* **What is being asked**: Write every entry out again, unchanged.

* **Records provided**:

== == ==

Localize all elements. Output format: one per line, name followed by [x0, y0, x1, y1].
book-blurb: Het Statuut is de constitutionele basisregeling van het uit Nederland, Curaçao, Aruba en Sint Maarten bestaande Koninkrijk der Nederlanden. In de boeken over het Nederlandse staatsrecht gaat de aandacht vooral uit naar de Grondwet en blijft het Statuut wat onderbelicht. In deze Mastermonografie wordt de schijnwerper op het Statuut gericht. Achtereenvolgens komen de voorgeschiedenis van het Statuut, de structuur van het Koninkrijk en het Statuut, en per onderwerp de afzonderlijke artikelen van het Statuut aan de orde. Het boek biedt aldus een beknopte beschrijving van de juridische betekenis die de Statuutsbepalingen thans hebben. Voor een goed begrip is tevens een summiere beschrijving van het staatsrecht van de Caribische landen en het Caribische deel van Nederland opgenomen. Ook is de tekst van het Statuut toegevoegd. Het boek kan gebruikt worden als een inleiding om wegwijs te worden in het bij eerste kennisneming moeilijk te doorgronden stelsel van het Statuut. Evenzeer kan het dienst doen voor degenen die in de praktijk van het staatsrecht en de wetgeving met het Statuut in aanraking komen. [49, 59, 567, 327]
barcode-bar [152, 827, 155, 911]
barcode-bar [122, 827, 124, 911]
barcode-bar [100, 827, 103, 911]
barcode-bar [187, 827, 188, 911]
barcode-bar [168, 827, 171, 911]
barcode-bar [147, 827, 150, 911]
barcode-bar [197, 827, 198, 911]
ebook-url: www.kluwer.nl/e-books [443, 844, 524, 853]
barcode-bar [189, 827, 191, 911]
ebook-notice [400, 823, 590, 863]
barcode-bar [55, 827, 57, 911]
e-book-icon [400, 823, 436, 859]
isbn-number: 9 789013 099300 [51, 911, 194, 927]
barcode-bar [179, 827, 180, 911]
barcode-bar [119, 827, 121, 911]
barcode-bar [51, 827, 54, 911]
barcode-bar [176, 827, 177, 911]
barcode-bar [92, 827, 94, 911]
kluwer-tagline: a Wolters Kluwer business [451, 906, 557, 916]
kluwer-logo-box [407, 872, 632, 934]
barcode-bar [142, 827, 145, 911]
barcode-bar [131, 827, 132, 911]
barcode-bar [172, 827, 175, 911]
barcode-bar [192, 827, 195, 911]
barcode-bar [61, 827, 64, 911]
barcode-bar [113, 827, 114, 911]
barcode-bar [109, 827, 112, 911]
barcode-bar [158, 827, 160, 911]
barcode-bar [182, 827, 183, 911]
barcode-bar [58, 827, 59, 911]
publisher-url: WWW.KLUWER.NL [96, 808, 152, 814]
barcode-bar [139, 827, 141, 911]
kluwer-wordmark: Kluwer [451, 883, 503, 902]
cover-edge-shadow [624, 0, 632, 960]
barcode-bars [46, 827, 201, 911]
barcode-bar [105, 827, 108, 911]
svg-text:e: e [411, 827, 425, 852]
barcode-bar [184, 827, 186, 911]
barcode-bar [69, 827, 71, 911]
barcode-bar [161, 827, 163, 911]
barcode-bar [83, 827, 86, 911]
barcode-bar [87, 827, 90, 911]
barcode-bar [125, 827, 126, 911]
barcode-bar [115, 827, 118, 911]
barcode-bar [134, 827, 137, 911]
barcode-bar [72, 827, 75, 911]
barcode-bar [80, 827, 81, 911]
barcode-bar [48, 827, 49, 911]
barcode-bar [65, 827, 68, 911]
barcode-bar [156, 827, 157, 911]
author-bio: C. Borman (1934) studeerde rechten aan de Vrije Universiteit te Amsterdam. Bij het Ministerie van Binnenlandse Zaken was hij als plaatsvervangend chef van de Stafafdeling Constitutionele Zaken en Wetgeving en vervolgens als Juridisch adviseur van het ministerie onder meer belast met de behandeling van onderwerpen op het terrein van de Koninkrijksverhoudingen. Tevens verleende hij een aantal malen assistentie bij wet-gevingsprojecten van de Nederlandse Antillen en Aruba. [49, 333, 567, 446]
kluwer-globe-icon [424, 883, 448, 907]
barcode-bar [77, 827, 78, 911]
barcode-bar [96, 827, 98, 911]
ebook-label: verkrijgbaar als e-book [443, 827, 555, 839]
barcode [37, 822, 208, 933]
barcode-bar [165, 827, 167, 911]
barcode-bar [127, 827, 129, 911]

== == ==

* **Response area**:
Localize all elements. Output format: one per line, name followed by [x0, y0, x1, y1].
book-blurb: Het Statuut is de constitutionele basisregeling van het uit Nederland, Curaçao, Aruba en Sint Maarten bestaande Koninkrijk der Nederlanden. In de boeken over het Nederlandse staatsrecht gaat de aandacht vooral uit naar de Grondwet en blijft het Statuut wat onderbelicht. In deze Mastermonografie wordt de schijnwerper op het Statuut gericht. Achtereenvolgens komen de voorgeschiedenis van het Statuut, de structuur van het Koninkrijk en het Statuut, en per onderwerp de afzonderlijke artikelen van het Statuut aan de orde. Het boek biedt aldus een beknopte beschrijving van de juridische betekenis die de Statuutsbepalingen thans hebben. Voor een goed begrip is tevens een summiere beschrijving van het staatsrecht van de Caribische landen en het Caribische deel van Nederland opgenomen. Ook is de tekst van het Statuut toegevoegd. Het boek kan gebruikt worden als een inleiding om wegwijs te worden in het bij eerste kennisneming moeilijk te doorgronden stelsel van het Statuut. Evenzeer kan het dienst doen voor degenen die in de praktijk van het staatsrecht en de wetgeving met het Statuut in aanraking komen. [49, 59, 567, 327]
barcode-bar [152, 827, 155, 911]
barcode-bar [122, 827, 124, 911]
barcode-bar [100, 827, 103, 911]
barcode-bar [187, 827, 188, 911]
barcode-bar [168, 827, 171, 911]
barcode-bar [147, 827, 150, 911]
barcode-bar [197, 827, 198, 911]
ebook-url: www.kluwer.nl/e-books [443, 844, 524, 853]
barcode-bar [189, 827, 191, 911]
ebook-notice [400, 823, 590, 863]
barcode-bar [55, 827, 57, 911]
e-book-icon [400, 823, 436, 859]
isbn-number: 9 789013 099300 [51, 911, 194, 927]
barcode-bar [179, 827, 180, 911]
barcode-bar [119, 827, 121, 911]
barcode-bar [51, 827, 54, 911]
barcode-bar [176, 827, 177, 911]
barcode-bar [92, 827, 94, 911]
kluwer-tagline: a Wolters Kluwer business [451, 906, 557, 916]
kluwer-logo-box [407, 872, 632, 934]
barcode-bar [142, 827, 145, 911]
barcode-bar [131, 827, 132, 911]
barcode-bar [172, 827, 175, 911]
barcode-bar [192, 827, 195, 911]
barcode-bar [61, 827, 64, 911]
barcode-bar [113, 827, 114, 911]
barcode-bar [109, 827, 112, 911]
barcode-bar [158, 827, 160, 911]
barcode-bar [182, 827, 183, 911]
barcode-bar [58, 827, 59, 911]
publisher-url: WWW.KLUWER.NL [96, 808, 152, 814]
barcode-bar [139, 827, 141, 911]
kluwer-wordmark: Kluwer [451, 883, 503, 902]
cover-edge-shadow [624, 0, 632, 960]
barcode-bars [46, 827, 201, 911]
barcode-bar [105, 827, 108, 911]
svg-text:e: e [411, 827, 425, 852]
barcode-bar [184, 827, 186, 911]
barcode-bar [69, 827, 71, 911]
barcode-bar [161, 827, 163, 911]
barcode-bar [83, 827, 86, 911]
barcode-bar [87, 827, 90, 911]
barcode-bar [125, 827, 126, 911]
barcode-bar [115, 827, 118, 911]
barcode-bar [134, 827, 137, 911]
barcode-bar [72, 827, 75, 911]
barcode-bar [80, 827, 81, 911]
barcode-bar [48, 827, 49, 911]
barcode-bar [65, 827, 68, 911]
barcode-bar [156, 827, 157, 911]
author-bio: C. Borman (1934) studeerde rechten aan de Vrije Universiteit te Amsterdam. Bij het Ministerie van Binnenlandse Zaken was hij als plaatsvervangend chef van de Stafafdeling Constitutionele Zaken en Wetgeving en vervolgens als Juridisch adviseur van het ministerie onder meer belast met de behandeling van onderwerpen op het terrein van de Koninkrijksverhoudingen. Tevens verleende hij een aantal malen assistentie bij wet-gevingsprojecten van de Nederlandse Antillen en Aruba. [49, 333, 567, 446]
kluwer-globe-icon [424, 883, 448, 907]
barcode-bar [77, 827, 78, 911]
barcode-bar [96, 827, 98, 911]
ebook-label: verkrijgbaar als e-book [443, 827, 555, 839]
barcode [37, 822, 208, 933]
barcode-bar [165, 827, 167, 911]
barcode-bar [127, 827, 129, 911]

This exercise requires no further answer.